Exercise description:
Do not include the pictures; repeat the rest of the data exactly.

=== Supplied material ===

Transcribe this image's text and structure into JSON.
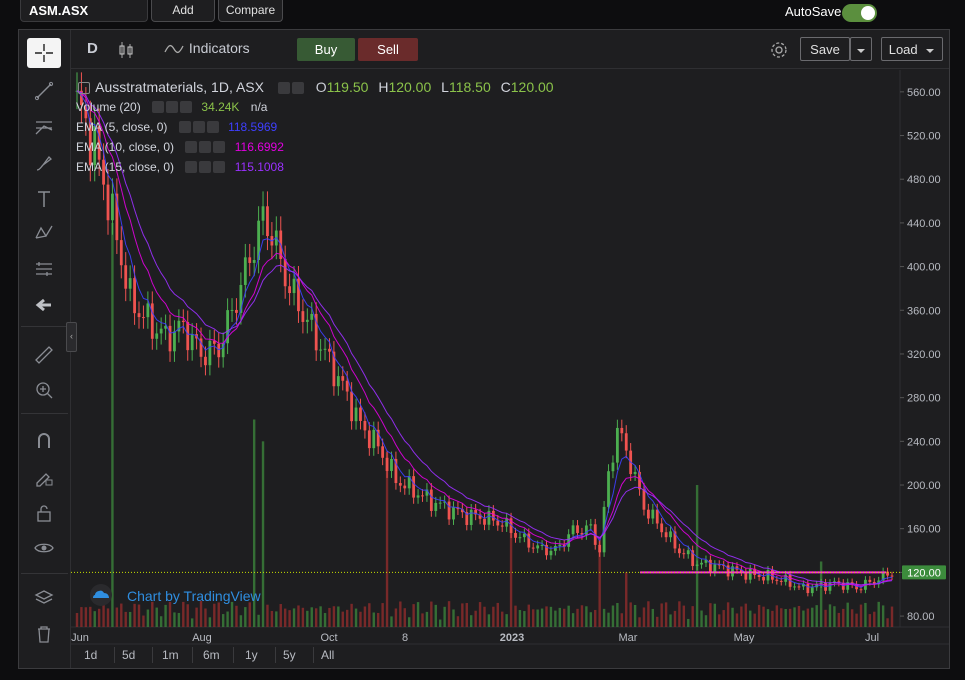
{
  "topbar": {
    "symbol": "ASM.ASX",
    "add_label": "Add",
    "compare_label": "Compare",
    "autosave_label": "AutoSave",
    "autosave_on": true
  },
  "header": {
    "interval": "D",
    "indicators_label": "Indicators",
    "buy_label": "Buy",
    "sell_label": "Sell",
    "save_label": "Save",
    "load_label": "Load"
  },
  "legend": {
    "title": "Ausstratmaterials, 1D, ASX",
    "open_label": "O",
    "open": "119.50",
    "high_label": "H",
    "high": "120.00",
    "low_label": "L",
    "low": "118.50",
    "close_label": "C",
    "close": "120.00",
    "volume_name": "Volume (20)",
    "volume_value": "34.24K",
    "volume_extra": "n/a",
    "ema5_name": "EMA (5, close, 0)",
    "ema5_value": "118.5969",
    "ema10_name": "EMA (10, close, 0)",
    "ema10_value": "116.6992",
    "ema15_name": "EMA (15, close, 0)",
    "ema15_value": "115.1008"
  },
  "ranges": [
    "1d",
    "5d",
    "1m",
    "6m",
    "1y",
    "5y",
    "All"
  ],
  "branding": "Chart by TradingView",
  "colors": {
    "up": "#26a69a",
    "down": "#ef5350",
    "ema5": "#3f3fff",
    "ema10": "#e000e0",
    "ema15": "#9b30ff",
    "price_line": "#c8e000"
  },
  "chart_data": {
    "type": "candlestick",
    "y_ticks": [
      "560.00",
      "520.00",
      "480.00",
      "440.00",
      "400.00",
      "360.00",
      "320.00",
      "280.00",
      "240.00",
      "200.00",
      "160.00",
      "120.00",
      "80.00"
    ],
    "x_ticks": [
      "Jun",
      "Aug",
      "Oct",
      "8",
      "2023",
      "Mar",
      "May",
      "Jul"
    ],
    "last_price": "120.00",
    "ylim": [
      70,
      580
    ],
    "close_path": [
      [
        0,
        550
      ],
      [
        4,
        510
      ],
      [
        8,
        445
      ],
      [
        12,
        370
      ],
      [
        16,
        350
      ],
      [
        20,
        335
      ],
      [
        24,
        345
      ],
      [
        28,
        320
      ],
      [
        32,
        325
      ],
      [
        36,
        370
      ],
      [
        40,
        420
      ],
      [
        42,
        445
      ],
      [
        44,
        430
      ],
      [
        48,
        380
      ],
      [
        52,
        350
      ],
      [
        56,
        320
      ],
      [
        60,
        290
      ],
      [
        64,
        255
      ],
      [
        68,
        235
      ],
      [
        72,
        205
      ],
      [
        76,
        195
      ],
      [
        80,
        185
      ],
      [
        84,
        178
      ],
      [
        88,
        172
      ],
      [
        92,
        170
      ],
      [
        96,
        165
      ],
      [
        100,
        152
      ],
      [
        104,
        142
      ],
      [
        108,
        140
      ],
      [
        112,
        158
      ],
      [
        116,
        160
      ],
      [
        118,
        140
      ],
      [
        120,
        210
      ],
      [
        122,
        250
      ],
      [
        124,
        232
      ],
      [
        128,
        180
      ],
      [
        132,
        160
      ],
      [
        136,
        140
      ],
      [
        140,
        128
      ],
      [
        144,
        126
      ],
      [
        148,
        122
      ],
      [
        152,
        118
      ],
      [
        156,
        116
      ],
      [
        160,
        112
      ],
      [
        164,
        105
      ],
      [
        168,
        108
      ],
      [
        172,
        110
      ],
      [
        176,
        106
      ],
      [
        180,
        112
      ],
      [
        184,
        120
      ]
    ],
    "volume_spikes": [
      [
        8,
        440
      ],
      [
        40,
        260
      ],
      [
        42,
        240
      ],
      [
        70,
        230
      ],
      [
        98,
        170
      ],
      [
        118,
        150
      ],
      [
        124,
        120
      ],
      [
        140,
        200
      ],
      [
        168,
        130
      ]
    ]
  }
}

===

Solution to this task:
Transcribe this image's text and structure into JSON.
{
  "topbar": {
    "symbol": "ASM.ASX",
    "add_label": "Add",
    "compare_label": "Compare",
    "autosave_label": "AutoSave",
    "autosave_on": true
  },
  "header": {
    "interval": "D",
    "indicators_label": "Indicators",
    "buy_label": "Buy",
    "sell_label": "Sell",
    "save_label": "Save",
    "load_label": "Load"
  },
  "legend": {
    "title": "Ausstratmaterials, 1D, ASX",
    "open_label": "O",
    "open": "119.50",
    "high_label": "H",
    "high": "120.00",
    "low_label": "L",
    "low": "118.50",
    "close_label": "C",
    "close": "120.00",
    "volume_name": "Volume (20)",
    "volume_value": "34.24K",
    "volume_extra": "n/a",
    "ema5_name": "EMA (5, close, 0)",
    "ema5_value": "118.5969",
    "ema10_name": "EMA (10, close, 0)",
    "ema10_value": "116.6992",
    "ema15_name": "EMA (15, close, 0)",
    "ema15_value": "115.1008"
  },
  "ranges": [
    "1d",
    "5d",
    "1m",
    "6m",
    "1y",
    "5y",
    "All"
  ],
  "branding": "Chart by TradingView",
  "colors": {
    "up": "#26a69a",
    "down": "#ef5350",
    "ema5": "#3f3fff",
    "ema10": "#e000e0",
    "ema15": "#9b30ff",
    "price_line": "#c8e000"
  },
  "chart_data": {
    "type": "candlestick",
    "y_ticks": [
      "560.00",
      "520.00",
      "480.00",
      "440.00",
      "400.00",
      "360.00",
      "320.00",
      "280.00",
      "240.00",
      "200.00",
      "160.00",
      "120.00",
      "80.00"
    ],
    "x_ticks": [
      "Jun",
      "Aug",
      "Oct",
      "8",
      "2023",
      "Mar",
      "May",
      "Jul"
    ],
    "last_price": "120.00",
    "ylim": [
      70,
      580
    ],
    "close_path": [
      [
        0,
        550
      ],
      [
        4,
        510
      ],
      [
        8,
        445
      ],
      [
        12,
        370
      ],
      [
        16,
        350
      ],
      [
        20,
        335
      ],
      [
        24,
        345
      ],
      [
        28,
        320
      ],
      [
        32,
        325
      ],
      [
        36,
        370
      ],
      [
        40,
        420
      ],
      [
        42,
        445
      ],
      [
        44,
        430
      ],
      [
        48,
        380
      ],
      [
        52,
        350
      ],
      [
        56,
        320
      ],
      [
        60,
        290
      ],
      [
        64,
        255
      ],
      [
        68,
        235
      ],
      [
        72,
        205
      ],
      [
        76,
        195
      ],
      [
        80,
        185
      ],
      [
        84,
        178
      ],
      [
        88,
        172
      ],
      [
        92,
        170
      ],
      [
        96,
        165
      ],
      [
        100,
        152
      ],
      [
        104,
        142
      ],
      [
        108,
        140
      ],
      [
        112,
        158
      ],
      [
        116,
        160
      ],
      [
        118,
        140
      ],
      [
        120,
        210
      ],
      [
        122,
        250
      ],
      [
        124,
        232
      ],
      [
        128,
        180
      ],
      [
        132,
        160
      ],
      [
        136,
        140
      ],
      [
        140,
        128
      ],
      [
        144,
        126
      ],
      [
        148,
        122
      ],
      [
        152,
        118
      ],
      [
        156,
        116
      ],
      [
        160,
        112
      ],
      [
        164,
        105
      ],
      [
        168,
        108
      ],
      [
        172,
        110
      ],
      [
        176,
        106
      ],
      [
        180,
        112
      ],
      [
        184,
        120
      ]
    ],
    "volume_spikes": [
      [
        8,
        440
      ],
      [
        40,
        260
      ],
      [
        42,
        240
      ],
      [
        70,
        230
      ],
      [
        98,
        170
      ],
      [
        118,
        150
      ],
      [
        124,
        120
      ],
      [
        140,
        200
      ],
      [
        168,
        130
      ]
    ]
  }
}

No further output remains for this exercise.